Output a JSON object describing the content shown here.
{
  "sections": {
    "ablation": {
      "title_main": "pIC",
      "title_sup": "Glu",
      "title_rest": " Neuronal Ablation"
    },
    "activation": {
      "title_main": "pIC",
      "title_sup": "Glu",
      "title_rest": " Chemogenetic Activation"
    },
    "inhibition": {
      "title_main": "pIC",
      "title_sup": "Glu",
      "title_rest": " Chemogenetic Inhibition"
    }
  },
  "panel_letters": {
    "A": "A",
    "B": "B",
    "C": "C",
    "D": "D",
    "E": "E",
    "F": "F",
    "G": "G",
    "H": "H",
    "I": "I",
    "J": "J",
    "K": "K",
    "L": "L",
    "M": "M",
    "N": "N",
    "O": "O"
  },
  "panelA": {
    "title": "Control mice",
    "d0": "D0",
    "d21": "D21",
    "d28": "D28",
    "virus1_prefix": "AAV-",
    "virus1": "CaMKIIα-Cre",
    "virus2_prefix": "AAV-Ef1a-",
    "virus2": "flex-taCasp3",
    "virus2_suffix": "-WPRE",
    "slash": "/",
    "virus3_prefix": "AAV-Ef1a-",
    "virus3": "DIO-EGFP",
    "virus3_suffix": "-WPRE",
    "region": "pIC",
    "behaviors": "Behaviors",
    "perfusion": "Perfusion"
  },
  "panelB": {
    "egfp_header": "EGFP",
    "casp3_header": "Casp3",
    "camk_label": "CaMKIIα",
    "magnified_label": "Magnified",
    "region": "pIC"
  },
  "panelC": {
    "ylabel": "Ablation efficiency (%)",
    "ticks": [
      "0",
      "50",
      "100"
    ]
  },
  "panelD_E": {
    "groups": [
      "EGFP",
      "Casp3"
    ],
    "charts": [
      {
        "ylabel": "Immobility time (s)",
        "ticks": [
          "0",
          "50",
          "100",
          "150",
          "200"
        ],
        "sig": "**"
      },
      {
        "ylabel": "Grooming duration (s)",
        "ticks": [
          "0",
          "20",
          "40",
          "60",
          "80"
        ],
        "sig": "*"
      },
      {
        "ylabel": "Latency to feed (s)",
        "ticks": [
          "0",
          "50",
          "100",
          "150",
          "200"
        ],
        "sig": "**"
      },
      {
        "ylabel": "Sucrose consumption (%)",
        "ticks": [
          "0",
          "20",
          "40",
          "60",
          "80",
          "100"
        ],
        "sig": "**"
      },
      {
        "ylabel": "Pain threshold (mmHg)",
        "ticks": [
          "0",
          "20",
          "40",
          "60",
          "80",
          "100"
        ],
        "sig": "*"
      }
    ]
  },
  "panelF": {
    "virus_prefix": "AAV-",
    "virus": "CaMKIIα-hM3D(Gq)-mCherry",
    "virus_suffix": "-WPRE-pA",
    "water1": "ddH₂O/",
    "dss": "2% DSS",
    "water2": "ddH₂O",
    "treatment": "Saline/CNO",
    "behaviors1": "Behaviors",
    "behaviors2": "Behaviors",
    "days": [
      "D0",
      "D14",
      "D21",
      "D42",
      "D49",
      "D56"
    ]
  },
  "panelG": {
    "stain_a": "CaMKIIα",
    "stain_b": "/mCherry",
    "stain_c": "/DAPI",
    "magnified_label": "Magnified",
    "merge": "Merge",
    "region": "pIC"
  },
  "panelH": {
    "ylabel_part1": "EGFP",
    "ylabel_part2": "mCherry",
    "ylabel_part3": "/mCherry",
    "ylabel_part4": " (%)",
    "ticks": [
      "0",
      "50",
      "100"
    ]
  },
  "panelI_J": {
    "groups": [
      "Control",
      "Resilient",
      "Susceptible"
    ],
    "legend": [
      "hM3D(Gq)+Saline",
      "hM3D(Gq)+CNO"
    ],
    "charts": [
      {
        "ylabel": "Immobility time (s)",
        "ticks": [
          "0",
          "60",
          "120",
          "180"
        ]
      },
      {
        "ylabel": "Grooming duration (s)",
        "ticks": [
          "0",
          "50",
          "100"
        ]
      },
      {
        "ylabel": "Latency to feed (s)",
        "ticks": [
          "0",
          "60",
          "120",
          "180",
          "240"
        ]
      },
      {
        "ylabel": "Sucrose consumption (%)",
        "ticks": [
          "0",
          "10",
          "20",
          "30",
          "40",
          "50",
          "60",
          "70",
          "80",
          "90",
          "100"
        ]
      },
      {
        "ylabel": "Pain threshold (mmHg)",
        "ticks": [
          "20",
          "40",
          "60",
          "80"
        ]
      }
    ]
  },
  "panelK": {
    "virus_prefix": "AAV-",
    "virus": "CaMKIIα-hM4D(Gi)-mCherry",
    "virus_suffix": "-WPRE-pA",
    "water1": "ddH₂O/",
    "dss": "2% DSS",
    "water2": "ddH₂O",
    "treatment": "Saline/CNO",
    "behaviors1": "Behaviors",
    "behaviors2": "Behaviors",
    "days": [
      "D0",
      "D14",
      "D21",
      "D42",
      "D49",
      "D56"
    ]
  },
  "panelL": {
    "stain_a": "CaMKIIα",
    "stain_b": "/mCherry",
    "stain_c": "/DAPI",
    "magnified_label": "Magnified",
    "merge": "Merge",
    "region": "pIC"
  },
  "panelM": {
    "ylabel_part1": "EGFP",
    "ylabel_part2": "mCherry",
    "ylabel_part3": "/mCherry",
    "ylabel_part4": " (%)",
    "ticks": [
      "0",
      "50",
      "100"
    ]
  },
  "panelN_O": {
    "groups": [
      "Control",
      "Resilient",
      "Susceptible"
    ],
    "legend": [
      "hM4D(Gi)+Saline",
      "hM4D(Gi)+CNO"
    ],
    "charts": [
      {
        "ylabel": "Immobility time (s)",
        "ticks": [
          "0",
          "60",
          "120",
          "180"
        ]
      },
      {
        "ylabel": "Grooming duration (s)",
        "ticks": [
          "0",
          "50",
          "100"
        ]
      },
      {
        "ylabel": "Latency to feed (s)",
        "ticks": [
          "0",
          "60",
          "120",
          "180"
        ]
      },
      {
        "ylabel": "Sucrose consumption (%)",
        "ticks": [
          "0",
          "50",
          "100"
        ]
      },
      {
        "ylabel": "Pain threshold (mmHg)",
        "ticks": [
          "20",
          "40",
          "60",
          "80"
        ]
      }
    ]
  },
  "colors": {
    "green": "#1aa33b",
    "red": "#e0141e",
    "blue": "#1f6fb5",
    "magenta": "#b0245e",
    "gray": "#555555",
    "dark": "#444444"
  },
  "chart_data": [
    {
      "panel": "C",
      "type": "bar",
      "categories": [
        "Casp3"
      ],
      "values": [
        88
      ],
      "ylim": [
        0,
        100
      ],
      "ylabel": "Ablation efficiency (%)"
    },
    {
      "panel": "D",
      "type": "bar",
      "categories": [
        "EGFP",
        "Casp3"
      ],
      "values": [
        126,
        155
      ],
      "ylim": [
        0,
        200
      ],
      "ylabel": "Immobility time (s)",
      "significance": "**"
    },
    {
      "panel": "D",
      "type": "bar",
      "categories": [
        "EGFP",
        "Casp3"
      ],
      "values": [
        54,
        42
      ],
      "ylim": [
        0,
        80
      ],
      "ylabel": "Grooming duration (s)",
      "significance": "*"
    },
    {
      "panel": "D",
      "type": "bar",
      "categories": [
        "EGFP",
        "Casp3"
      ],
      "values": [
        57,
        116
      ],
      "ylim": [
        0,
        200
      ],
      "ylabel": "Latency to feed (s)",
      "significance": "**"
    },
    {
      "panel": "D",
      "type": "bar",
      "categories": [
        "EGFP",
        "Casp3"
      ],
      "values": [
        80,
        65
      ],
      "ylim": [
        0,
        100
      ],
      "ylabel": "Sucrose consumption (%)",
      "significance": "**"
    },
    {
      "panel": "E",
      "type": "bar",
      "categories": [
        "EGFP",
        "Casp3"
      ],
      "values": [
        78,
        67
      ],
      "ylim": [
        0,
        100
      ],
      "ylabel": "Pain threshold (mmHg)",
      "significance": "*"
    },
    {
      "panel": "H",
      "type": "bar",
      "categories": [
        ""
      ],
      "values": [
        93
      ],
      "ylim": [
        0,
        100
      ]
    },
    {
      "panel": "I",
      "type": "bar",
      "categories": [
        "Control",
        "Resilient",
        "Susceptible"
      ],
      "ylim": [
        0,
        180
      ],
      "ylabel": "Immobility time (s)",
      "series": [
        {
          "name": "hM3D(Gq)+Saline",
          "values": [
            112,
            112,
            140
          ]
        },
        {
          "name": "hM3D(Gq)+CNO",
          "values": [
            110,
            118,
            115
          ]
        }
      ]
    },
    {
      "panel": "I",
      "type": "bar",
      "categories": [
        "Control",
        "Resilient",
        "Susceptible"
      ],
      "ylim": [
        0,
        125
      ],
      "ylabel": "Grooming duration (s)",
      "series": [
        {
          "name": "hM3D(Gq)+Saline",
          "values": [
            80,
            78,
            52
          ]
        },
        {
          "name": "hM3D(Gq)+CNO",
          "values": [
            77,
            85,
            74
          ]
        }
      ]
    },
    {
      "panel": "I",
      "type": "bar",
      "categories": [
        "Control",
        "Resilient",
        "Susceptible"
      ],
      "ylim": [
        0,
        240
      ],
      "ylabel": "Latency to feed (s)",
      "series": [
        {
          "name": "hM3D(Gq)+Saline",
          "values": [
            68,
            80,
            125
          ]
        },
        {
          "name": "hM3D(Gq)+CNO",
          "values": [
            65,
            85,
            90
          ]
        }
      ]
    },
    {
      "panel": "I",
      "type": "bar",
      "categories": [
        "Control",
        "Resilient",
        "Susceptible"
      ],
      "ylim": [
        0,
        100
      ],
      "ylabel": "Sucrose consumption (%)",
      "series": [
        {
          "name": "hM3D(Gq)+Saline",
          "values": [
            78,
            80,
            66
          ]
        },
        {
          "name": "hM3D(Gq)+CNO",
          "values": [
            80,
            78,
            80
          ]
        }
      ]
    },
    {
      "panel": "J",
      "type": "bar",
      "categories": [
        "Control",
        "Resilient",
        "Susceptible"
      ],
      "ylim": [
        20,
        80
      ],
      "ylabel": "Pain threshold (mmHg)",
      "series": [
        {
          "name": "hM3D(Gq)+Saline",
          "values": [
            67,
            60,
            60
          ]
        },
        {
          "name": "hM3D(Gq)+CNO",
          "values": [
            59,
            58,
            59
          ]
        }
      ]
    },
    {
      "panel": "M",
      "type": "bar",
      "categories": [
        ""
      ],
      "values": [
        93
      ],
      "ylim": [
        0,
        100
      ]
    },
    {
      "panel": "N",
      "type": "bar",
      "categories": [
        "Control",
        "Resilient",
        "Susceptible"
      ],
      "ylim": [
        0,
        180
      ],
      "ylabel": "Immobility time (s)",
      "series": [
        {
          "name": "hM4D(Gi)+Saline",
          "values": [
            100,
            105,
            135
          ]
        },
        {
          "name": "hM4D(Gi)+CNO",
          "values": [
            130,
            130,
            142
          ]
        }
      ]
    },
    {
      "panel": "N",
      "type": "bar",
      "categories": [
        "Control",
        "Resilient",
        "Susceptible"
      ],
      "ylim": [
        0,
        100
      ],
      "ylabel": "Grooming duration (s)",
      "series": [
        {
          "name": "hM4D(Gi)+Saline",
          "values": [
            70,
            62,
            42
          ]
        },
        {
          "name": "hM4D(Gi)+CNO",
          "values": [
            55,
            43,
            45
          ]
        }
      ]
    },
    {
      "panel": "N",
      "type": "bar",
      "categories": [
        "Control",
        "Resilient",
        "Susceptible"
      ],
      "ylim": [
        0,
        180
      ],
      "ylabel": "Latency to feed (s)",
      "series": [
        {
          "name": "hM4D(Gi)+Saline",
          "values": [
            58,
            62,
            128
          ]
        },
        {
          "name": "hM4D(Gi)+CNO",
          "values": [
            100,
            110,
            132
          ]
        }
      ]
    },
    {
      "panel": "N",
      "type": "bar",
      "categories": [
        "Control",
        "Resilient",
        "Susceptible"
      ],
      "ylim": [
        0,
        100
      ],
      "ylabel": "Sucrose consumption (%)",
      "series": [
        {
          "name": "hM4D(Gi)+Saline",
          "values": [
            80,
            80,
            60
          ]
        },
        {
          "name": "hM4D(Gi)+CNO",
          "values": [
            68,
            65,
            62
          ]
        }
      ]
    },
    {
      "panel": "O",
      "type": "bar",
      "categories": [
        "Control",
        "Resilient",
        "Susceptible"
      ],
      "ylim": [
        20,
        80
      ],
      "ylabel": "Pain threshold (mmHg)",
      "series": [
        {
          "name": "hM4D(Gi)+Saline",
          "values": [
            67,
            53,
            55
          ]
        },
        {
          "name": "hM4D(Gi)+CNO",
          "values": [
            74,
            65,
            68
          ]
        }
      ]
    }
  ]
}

--- PROBLEM ---
Show all lines from the entries that hold "CaMKIIα".

--- PROBLEM SOLUTION ---
    "virus1": "CaMKIIα-Cre",
    "camk_label": "CaMKIIα",
    "virus": "CaMKIIα-hM3D(Gq)-mCherry",
    "stain_a": "CaMKIIα",
    "virus": "CaMKIIα-hM4D(Gi)-mCherry",
    "stain_a": "CaMKIIα",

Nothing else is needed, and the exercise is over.